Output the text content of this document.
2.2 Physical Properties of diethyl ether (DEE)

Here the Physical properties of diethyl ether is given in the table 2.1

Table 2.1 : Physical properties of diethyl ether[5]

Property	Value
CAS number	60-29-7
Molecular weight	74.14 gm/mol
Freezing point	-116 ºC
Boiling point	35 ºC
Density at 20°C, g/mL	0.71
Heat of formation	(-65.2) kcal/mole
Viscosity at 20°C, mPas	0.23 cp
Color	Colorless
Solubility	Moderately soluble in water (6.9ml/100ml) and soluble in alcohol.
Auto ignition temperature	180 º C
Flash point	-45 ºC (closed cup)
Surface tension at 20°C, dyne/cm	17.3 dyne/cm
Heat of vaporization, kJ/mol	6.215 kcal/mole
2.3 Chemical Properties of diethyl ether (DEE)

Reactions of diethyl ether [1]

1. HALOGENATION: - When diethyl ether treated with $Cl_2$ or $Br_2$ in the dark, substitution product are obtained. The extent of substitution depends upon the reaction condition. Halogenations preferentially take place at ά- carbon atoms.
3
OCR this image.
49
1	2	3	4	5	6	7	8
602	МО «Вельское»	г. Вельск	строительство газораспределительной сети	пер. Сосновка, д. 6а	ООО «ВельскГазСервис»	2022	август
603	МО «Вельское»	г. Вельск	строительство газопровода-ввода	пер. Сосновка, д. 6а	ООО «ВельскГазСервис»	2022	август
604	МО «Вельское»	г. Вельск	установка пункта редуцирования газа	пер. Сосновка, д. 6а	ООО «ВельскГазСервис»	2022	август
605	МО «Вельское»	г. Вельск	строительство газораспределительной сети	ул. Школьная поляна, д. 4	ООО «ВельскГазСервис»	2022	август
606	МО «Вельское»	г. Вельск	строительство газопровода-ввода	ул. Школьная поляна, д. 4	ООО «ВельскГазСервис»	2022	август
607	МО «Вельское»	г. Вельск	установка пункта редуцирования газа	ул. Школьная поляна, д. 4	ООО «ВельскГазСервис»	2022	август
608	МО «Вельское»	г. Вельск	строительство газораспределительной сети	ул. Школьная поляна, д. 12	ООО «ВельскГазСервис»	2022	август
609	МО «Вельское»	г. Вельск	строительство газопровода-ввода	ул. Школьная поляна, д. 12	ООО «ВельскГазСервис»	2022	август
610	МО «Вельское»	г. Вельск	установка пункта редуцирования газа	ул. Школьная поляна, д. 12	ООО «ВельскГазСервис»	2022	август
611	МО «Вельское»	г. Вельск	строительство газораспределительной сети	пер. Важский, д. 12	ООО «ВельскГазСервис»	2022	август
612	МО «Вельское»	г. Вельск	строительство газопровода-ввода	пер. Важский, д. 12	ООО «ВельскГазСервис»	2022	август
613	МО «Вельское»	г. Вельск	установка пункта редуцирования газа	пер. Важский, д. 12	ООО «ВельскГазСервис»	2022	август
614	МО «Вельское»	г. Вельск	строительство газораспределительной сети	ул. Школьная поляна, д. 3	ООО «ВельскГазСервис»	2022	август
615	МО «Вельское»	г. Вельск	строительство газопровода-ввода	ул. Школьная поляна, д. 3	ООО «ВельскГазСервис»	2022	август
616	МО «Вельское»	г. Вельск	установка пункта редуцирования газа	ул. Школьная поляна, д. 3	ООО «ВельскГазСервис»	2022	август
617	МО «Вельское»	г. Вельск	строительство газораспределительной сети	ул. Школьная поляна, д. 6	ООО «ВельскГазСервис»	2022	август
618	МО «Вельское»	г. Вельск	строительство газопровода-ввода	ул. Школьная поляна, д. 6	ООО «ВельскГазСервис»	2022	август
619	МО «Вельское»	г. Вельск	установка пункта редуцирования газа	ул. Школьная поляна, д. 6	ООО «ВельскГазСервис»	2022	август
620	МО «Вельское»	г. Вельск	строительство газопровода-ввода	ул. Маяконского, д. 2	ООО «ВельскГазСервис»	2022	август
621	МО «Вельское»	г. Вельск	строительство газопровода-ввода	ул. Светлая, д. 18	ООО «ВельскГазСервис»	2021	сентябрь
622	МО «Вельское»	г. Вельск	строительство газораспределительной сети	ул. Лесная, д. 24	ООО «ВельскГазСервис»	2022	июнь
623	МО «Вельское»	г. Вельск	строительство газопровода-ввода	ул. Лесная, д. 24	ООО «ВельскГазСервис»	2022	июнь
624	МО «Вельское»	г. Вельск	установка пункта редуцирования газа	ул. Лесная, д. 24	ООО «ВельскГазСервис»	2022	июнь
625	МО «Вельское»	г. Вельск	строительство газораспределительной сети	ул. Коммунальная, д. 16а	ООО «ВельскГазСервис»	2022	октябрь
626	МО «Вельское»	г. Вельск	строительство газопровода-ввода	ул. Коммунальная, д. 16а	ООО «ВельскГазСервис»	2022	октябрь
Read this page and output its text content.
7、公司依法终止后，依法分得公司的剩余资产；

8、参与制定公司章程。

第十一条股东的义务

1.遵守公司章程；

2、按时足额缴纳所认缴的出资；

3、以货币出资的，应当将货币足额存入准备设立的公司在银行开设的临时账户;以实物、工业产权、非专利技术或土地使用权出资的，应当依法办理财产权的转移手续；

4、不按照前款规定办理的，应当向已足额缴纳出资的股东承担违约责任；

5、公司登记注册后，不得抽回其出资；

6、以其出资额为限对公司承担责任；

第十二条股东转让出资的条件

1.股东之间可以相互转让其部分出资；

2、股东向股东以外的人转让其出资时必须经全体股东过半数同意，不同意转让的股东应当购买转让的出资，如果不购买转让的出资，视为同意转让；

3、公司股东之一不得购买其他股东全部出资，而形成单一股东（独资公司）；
★ ★ ★ ★ ★ ★ ★
Your task is to pick out every line with the string "diethyl" and copy it.

2.2 Physical Properties of diethyl ether (DEE)
Here the Physical properties of diethyl ether is given in the table 2.1
Table 2.1 : Physical properties of diethyl ether[5]
2.3 Chemical Properties of diethyl ether (DEE)
Reactions of diethyl ether [1]
1. HALOGENATION: - When diethyl ether treated with $Cl_2$ or $Br_2$ in the dark, substitution product are obtained. The extent of substitution depends upon the reaction condition. Halogenations preferentially take place at ά- carbon atoms.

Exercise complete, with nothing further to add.